Problem to solve: Transcribe each of the records below exactly, excluding all pictures.

Information shown:
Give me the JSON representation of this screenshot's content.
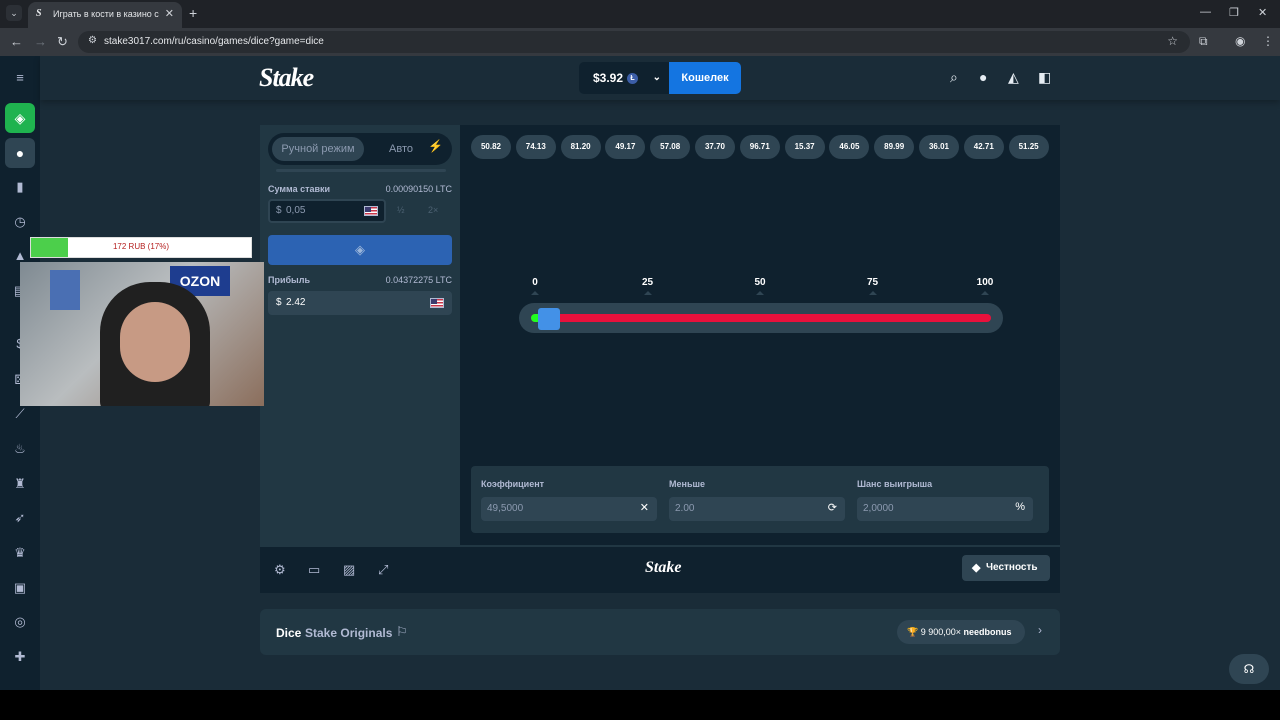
{
  "browser": {
    "tab_title": "Играть в кости в казино с",
    "tab_favicon": "S",
    "url": "stake3017.com/ru/casino/games/dice?game=dice",
    "new_tab": "+",
    "close": "✕"
  },
  "header": {
    "logo": "Stake",
    "balance": "$3.92",
    "currency_badge": "Ł",
    "wallet_label": "Кошелек"
  },
  "controls": {
    "mode_manual": "Ручной режим",
    "mode_auto": "Авто",
    "bet_label": "Сумма ставки",
    "bet_crypto": "0.00090150 LTC",
    "bet_currency": "$",
    "bet_value": "0,05",
    "half_label": "½",
    "double_label": "2×",
    "profit_label": "Прибыль",
    "profit_crypto": "0.04372275 LTC",
    "profit_currency": "$",
    "profit_value": "2.42"
  },
  "results": [
    "50.82",
    "74.13",
    "81.20",
    "49.17",
    "57.08",
    "37.70",
    "96.71",
    "15.37",
    "46.05",
    "89.99",
    "36.01",
    "42.71",
    "51.25"
  ],
  "slider": {
    "scale": [
      "0",
      "25",
      "50",
      "75",
      "100"
    ],
    "value": 2,
    "under_color": "#1fff20",
    "over_color": "#e9113c"
  },
  "stats": {
    "multiplier_label": "Коэффициент",
    "multiplier_value": "49,5000",
    "under_label": "Меньше",
    "under_value": "2.00",
    "chance_label": "Шанс выигрыша",
    "chance_value": "2,0000",
    "chance_suffix": "%"
  },
  "footer": {
    "logo": "Stake",
    "fairness": "Честность"
  },
  "info": {
    "game_name": "Dice",
    "provider": "Stake Originals",
    "record": "9 900,00×",
    "record_user": "needbonus"
  },
  "overlay": {
    "stream_goal": "172 RUB (17%)",
    "goal_percent": 17,
    "webcam_sign": "OZON"
  },
  "colors": {
    "accent": "#1475e1",
    "bg": "#1a2c38",
    "panel": "#213743",
    "dark": "#0f212e",
    "green": "#1fb34f",
    "red": "#e9113c"
  }
}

Answer for the task:
Give me the JSON representation of this screenshot's content.
{
  "browser": {
    "tab_title": "Играть в кости в казино с",
    "tab_favicon": "S",
    "url": "stake3017.com/ru/casino/games/dice?game=dice",
    "new_tab": "+",
    "close": "✕"
  },
  "header": {
    "logo": "Stake",
    "balance": "$3.92",
    "currency_badge": "Ł",
    "wallet_label": "Кошелек"
  },
  "controls": {
    "mode_manual": "Ручной режим",
    "mode_auto": "Авто",
    "bet_label": "Сумма ставки",
    "bet_crypto": "0.00090150 LTC",
    "bet_currency": "$",
    "bet_value": "0,05",
    "half_label": "½",
    "double_label": "2×",
    "profit_label": "Прибыль",
    "profit_crypto": "0.04372275 LTC",
    "profit_currency": "$",
    "profit_value": "2.42"
  },
  "results": [
    "50.82",
    "74.13",
    "81.20",
    "49.17",
    "57.08",
    "37.70",
    "96.71",
    "15.37",
    "46.05",
    "89.99",
    "36.01",
    "42.71",
    "51.25"
  ],
  "slider": {
    "scale": [
      "0",
      "25",
      "50",
      "75",
      "100"
    ],
    "value": 2,
    "under_color": "#1fff20",
    "over_color": "#e9113c"
  },
  "stats": {
    "multiplier_label": "Коэффициент",
    "multiplier_value": "49,5000",
    "under_label": "Меньше",
    "under_value": "2.00",
    "chance_label": "Шанс выигрыша",
    "chance_value": "2,0000",
    "chance_suffix": "%"
  },
  "footer": {
    "logo": "Stake",
    "fairness": "Честность"
  },
  "info": {
    "game_name": "Dice",
    "provider": "Stake Originals",
    "record": "9 900,00×",
    "record_user": "needbonus"
  },
  "overlay": {
    "stream_goal": "172 RUB (17%)",
    "goal_percent": 17,
    "webcam_sign": "OZON"
  },
  "colors": {
    "accent": "#1475e1",
    "bg": "#1a2c38",
    "panel": "#213743",
    "dark": "#0f212e",
    "green": "#1fb34f",
    "red": "#e9113c"
  }
}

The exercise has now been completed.